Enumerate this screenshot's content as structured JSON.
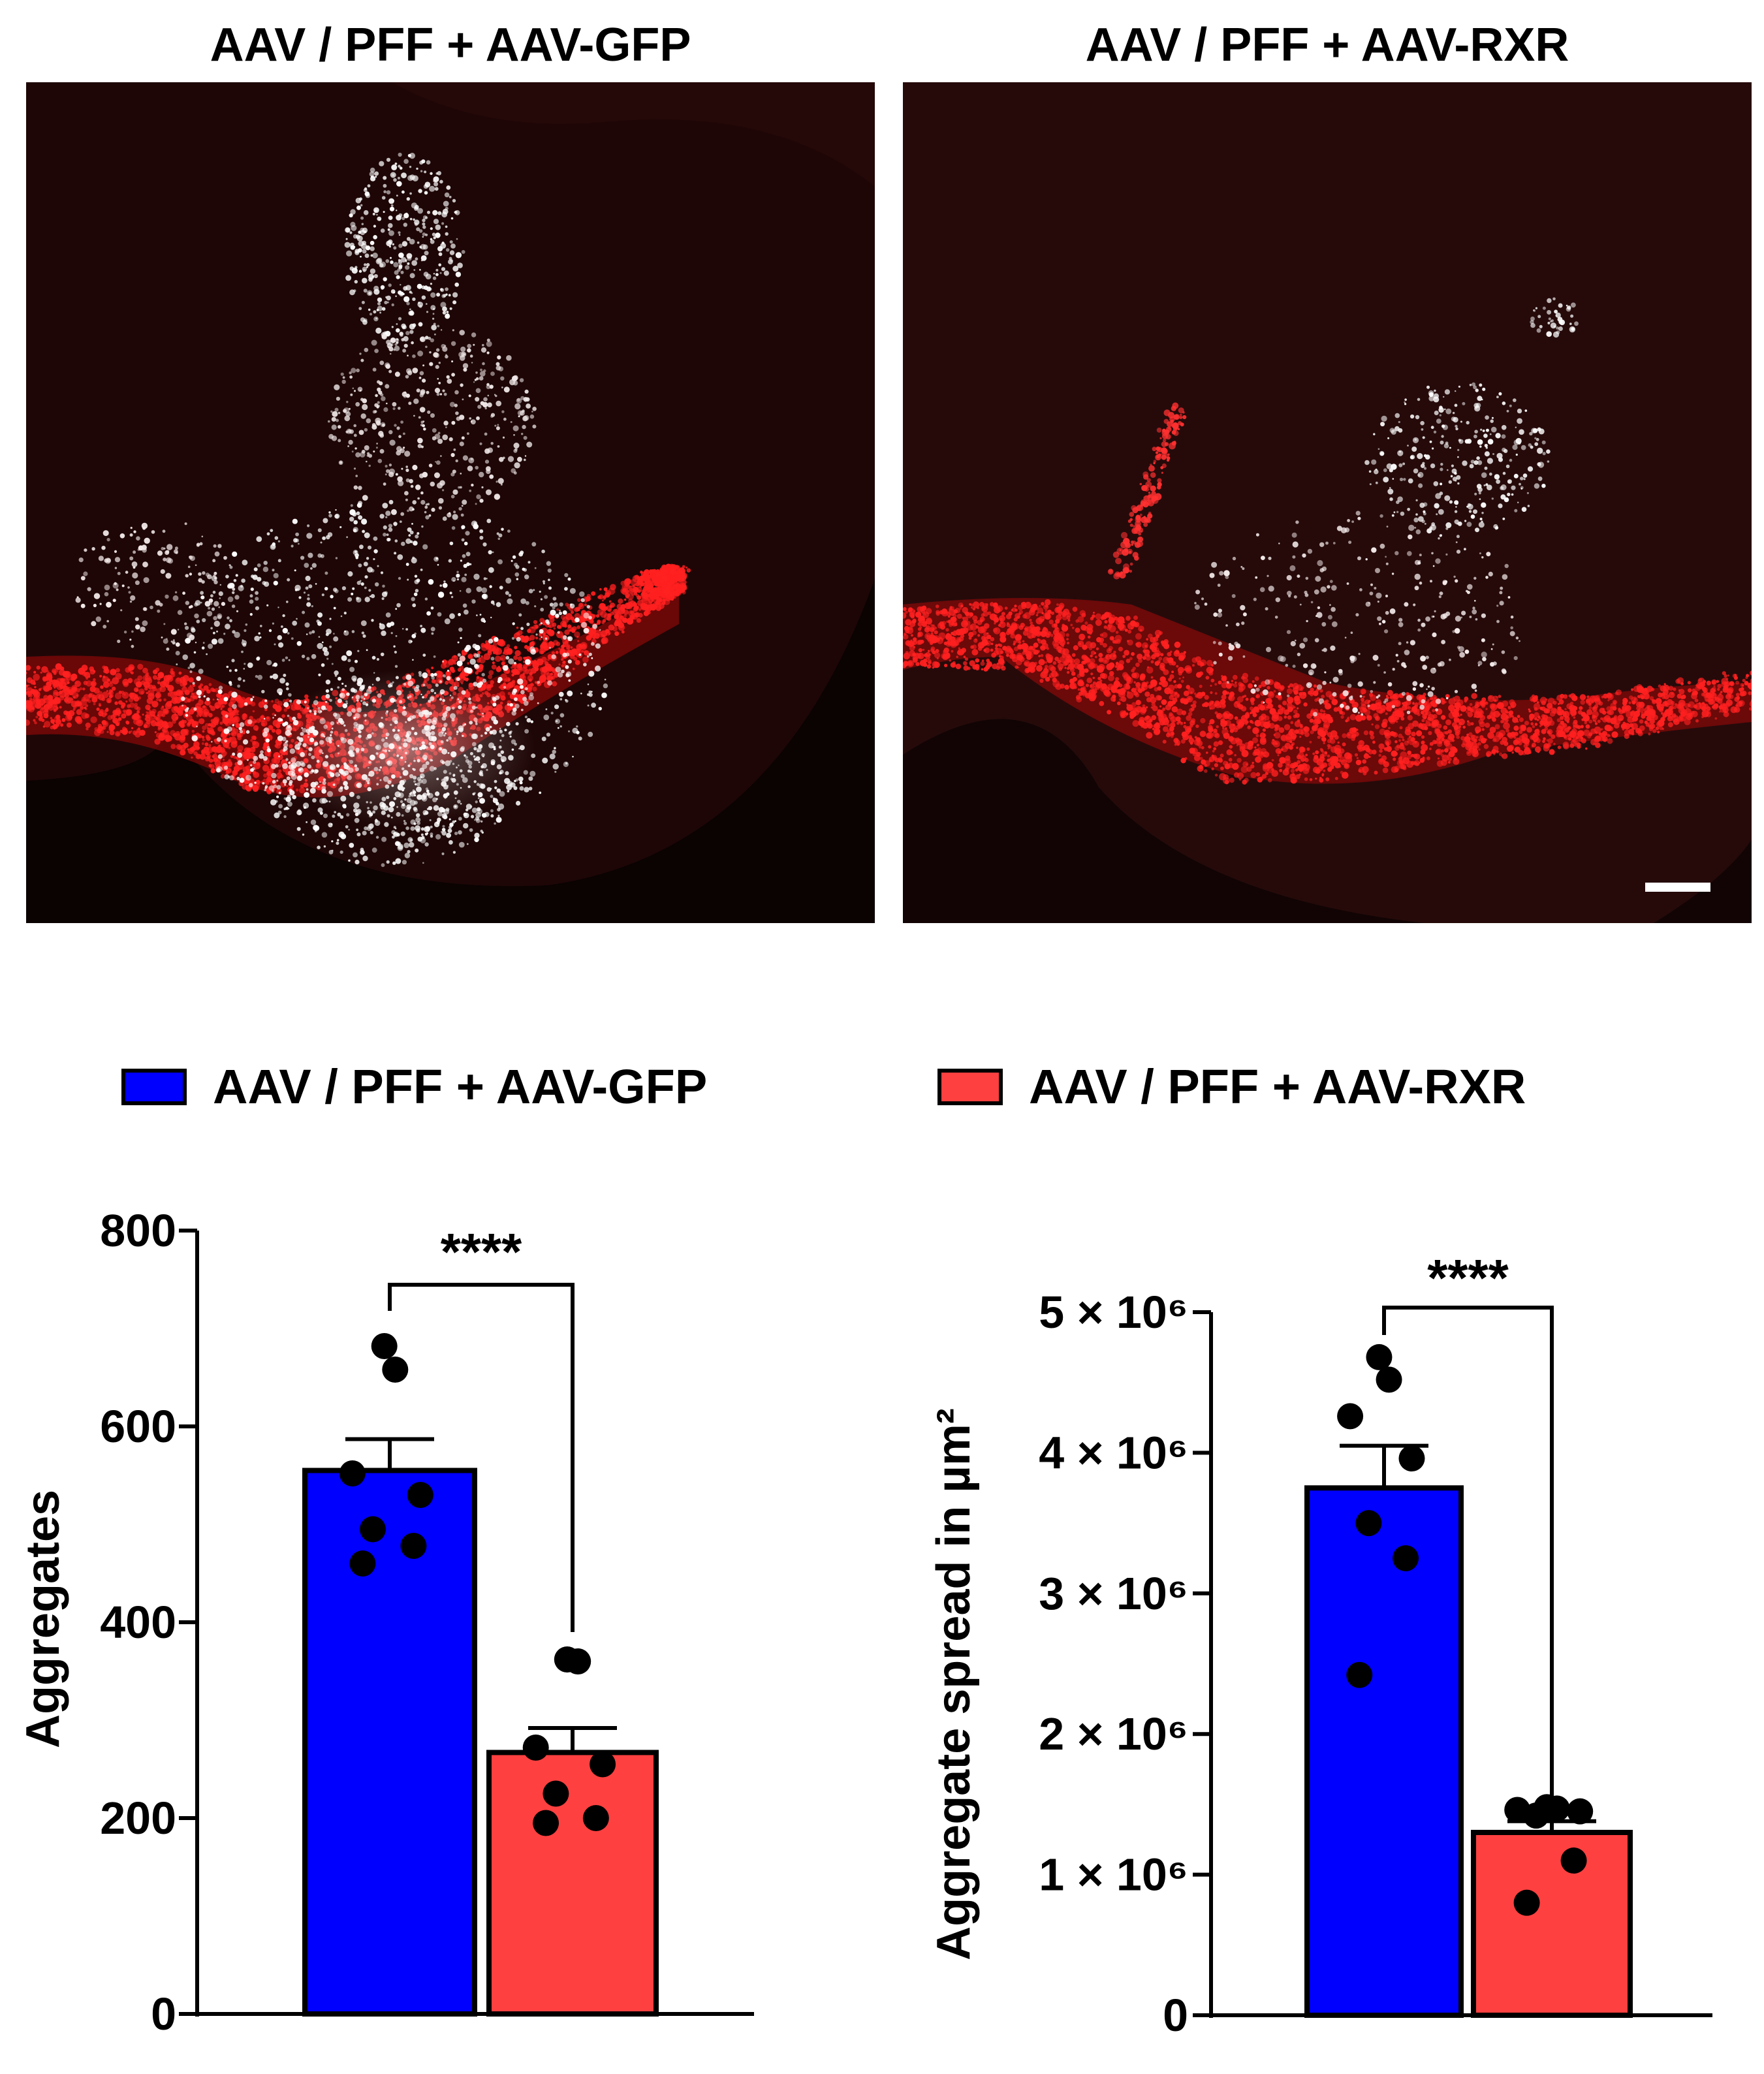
{
  "panels": [
    {
      "title": "AAV / PFF + AAV-GFP"
    },
    {
      "title": "AAV / PFF + AAV-RXR"
    }
  ],
  "legend": [
    {
      "label": "AAV / PFF + AAV-GFP",
      "color": "#0000ff"
    },
    {
      "label": "AAV / PFF + AAV-RXR",
      "color": "#ff4040"
    }
  ],
  "colors": {
    "gfp": "#0000ff",
    "rxr": "#ff4040",
    "stain": "#ff1a1a",
    "background": "#1e0606"
  },
  "chart_data": [
    {
      "type": "bar",
      "title": "",
      "xlabel": "",
      "ylabel": "Aggregates",
      "ylim": [
        0,
        800
      ],
      "yticks": [
        "0",
        "200",
        "400",
        "600",
        "800"
      ],
      "ytick_values": [
        0,
        200,
        400,
        600,
        800
      ],
      "bars": [
        {
          "group": "AAV / PFF + AAV-GFP",
          "value": 555,
          "sem": 32,
          "points": [
            682,
            658,
            552,
            530,
            495,
            478,
            460
          ]
        },
        {
          "group": "AAV / PFF + AAV-RXR",
          "value": 267,
          "sem": 25,
          "points": [
            362,
            360,
            272,
            255,
            225,
            200,
            195
          ]
        }
      ],
      "significance": "****",
      "grid": false
    },
    {
      "type": "bar",
      "title": "",
      "xlabel": "",
      "ylabel": "Aggregate spread in µm²",
      "ylim": [
        0,
        5000000
      ],
      "yticks": [
        "0",
        "1 × 10⁶",
        "2 × 10⁶",
        "3 × 10⁶",
        "4 × 10⁶",
        "5 × 10⁶"
      ],
      "ytick_values": [
        0,
        1000000,
        2000000,
        3000000,
        4000000,
        5000000
      ],
      "bars": [
        {
          "group": "AAV / PFF + AAV-GFP",
          "value": 3750000,
          "sem": 300000,
          "points": [
            4680000,
            4520000,
            4260000,
            3960000,
            3500000,
            3250000,
            2420000
          ]
        },
        {
          "group": "AAV / PFF + AAV-RXR",
          "value": 1300000,
          "sem": 80000,
          "points": [
            1480000,
            1470000,
            1460000,
            1450000,
            1420000,
            1100000,
            800000
          ]
        }
      ],
      "significance": "****",
      "grid": false
    }
  ]
}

■ ■ ■

** WHAT YOU WILL DO **
What is the number of lines in the data above that include the word "ylabel"? Answer with that number only.

** FINAL RESULT **
2